Prompt: Identify each line holding the string "test" and copy it.

Collected data entries:
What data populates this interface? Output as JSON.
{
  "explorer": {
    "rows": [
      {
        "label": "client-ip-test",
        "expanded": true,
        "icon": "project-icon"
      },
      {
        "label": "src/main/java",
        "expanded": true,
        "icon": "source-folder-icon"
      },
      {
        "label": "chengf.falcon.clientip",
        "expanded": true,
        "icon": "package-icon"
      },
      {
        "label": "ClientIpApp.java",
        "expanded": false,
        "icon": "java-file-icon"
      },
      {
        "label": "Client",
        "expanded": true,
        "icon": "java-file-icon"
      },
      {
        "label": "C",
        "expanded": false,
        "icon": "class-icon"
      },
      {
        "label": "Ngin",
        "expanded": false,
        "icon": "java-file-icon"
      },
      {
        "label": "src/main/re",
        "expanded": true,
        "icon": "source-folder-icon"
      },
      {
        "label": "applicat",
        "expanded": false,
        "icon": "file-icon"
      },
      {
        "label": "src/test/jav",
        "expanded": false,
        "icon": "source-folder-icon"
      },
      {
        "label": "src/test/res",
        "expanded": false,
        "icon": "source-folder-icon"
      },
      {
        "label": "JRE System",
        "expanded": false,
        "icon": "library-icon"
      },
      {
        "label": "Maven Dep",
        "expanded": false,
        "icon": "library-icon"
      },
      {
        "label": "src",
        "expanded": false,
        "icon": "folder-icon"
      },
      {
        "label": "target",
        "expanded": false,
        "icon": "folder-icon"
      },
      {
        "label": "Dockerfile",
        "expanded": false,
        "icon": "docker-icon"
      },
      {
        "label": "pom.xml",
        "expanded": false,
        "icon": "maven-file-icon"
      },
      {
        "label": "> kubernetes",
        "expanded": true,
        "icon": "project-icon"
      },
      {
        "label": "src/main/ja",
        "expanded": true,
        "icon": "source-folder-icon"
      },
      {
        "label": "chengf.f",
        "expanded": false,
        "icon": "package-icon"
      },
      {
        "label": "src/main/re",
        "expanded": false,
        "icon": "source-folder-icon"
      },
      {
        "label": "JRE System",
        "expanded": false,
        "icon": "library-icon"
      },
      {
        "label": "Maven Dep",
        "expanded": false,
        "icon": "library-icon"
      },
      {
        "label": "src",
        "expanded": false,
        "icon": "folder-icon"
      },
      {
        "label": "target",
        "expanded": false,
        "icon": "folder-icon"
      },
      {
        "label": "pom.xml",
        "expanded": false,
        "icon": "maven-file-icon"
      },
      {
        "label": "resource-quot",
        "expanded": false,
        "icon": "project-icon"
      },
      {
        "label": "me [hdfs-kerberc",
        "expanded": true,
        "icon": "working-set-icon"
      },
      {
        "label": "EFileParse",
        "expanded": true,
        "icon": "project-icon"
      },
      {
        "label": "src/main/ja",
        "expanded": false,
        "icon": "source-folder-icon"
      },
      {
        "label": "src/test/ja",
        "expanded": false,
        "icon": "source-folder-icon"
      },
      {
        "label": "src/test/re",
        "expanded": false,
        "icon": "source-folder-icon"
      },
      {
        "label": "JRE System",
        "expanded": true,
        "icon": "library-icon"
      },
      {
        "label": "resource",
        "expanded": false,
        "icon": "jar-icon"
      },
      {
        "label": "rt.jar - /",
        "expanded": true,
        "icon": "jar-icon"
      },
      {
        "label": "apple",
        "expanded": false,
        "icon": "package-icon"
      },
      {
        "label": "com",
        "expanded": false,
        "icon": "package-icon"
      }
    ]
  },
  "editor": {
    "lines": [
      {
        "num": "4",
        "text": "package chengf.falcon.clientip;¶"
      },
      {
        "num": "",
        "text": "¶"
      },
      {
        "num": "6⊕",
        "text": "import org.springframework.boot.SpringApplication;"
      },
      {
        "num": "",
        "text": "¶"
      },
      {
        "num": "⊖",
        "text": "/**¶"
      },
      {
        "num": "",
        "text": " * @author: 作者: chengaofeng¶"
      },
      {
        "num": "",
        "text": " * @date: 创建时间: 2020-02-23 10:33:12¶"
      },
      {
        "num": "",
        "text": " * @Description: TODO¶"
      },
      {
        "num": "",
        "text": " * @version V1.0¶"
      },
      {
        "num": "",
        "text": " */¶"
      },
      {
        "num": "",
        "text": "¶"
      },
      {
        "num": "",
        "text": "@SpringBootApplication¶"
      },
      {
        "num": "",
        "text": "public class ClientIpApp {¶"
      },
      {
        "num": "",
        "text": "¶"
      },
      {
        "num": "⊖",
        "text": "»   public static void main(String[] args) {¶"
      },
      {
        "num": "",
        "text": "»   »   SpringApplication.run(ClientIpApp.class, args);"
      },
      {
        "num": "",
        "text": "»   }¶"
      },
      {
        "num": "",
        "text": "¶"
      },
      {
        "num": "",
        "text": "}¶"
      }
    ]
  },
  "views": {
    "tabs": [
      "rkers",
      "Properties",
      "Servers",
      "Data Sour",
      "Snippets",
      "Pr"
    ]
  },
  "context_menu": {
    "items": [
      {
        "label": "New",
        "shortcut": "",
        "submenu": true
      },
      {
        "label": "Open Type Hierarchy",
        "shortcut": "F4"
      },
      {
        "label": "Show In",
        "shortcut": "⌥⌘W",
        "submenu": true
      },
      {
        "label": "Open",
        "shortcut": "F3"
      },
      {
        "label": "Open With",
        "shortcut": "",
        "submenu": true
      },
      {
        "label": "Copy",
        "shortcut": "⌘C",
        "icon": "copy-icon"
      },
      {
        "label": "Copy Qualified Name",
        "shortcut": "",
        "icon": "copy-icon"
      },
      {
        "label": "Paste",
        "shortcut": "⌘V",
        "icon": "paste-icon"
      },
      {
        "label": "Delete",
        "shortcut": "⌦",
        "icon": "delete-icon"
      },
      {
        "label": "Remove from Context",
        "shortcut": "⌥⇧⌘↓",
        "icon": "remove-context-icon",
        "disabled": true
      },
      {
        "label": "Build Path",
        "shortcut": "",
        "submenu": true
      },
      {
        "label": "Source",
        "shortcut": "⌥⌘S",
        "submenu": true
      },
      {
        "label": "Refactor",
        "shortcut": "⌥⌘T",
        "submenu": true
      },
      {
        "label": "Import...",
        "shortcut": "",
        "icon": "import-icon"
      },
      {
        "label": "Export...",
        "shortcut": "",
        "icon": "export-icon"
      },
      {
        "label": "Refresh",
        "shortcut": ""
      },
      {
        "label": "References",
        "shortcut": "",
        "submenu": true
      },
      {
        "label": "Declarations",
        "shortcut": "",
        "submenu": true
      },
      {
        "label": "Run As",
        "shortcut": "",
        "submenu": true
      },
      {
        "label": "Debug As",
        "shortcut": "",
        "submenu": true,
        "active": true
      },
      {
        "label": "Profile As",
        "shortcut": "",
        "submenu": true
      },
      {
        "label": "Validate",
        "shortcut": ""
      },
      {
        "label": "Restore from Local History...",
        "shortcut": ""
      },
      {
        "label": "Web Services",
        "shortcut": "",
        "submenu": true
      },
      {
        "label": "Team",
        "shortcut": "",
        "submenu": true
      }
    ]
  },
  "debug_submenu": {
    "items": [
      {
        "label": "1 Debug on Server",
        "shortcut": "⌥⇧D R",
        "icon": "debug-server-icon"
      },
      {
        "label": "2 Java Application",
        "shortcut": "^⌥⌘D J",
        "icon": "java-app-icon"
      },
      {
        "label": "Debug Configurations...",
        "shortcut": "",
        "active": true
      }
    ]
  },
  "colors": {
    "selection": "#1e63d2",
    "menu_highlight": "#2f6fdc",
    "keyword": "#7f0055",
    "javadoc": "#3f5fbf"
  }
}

Response to the exercise:
        "label": "client-ip-test",
        "label": "src/test/jav",
        "label": "src/test/res",
        "label": "src/test/ja",
        "label": "src/test/re",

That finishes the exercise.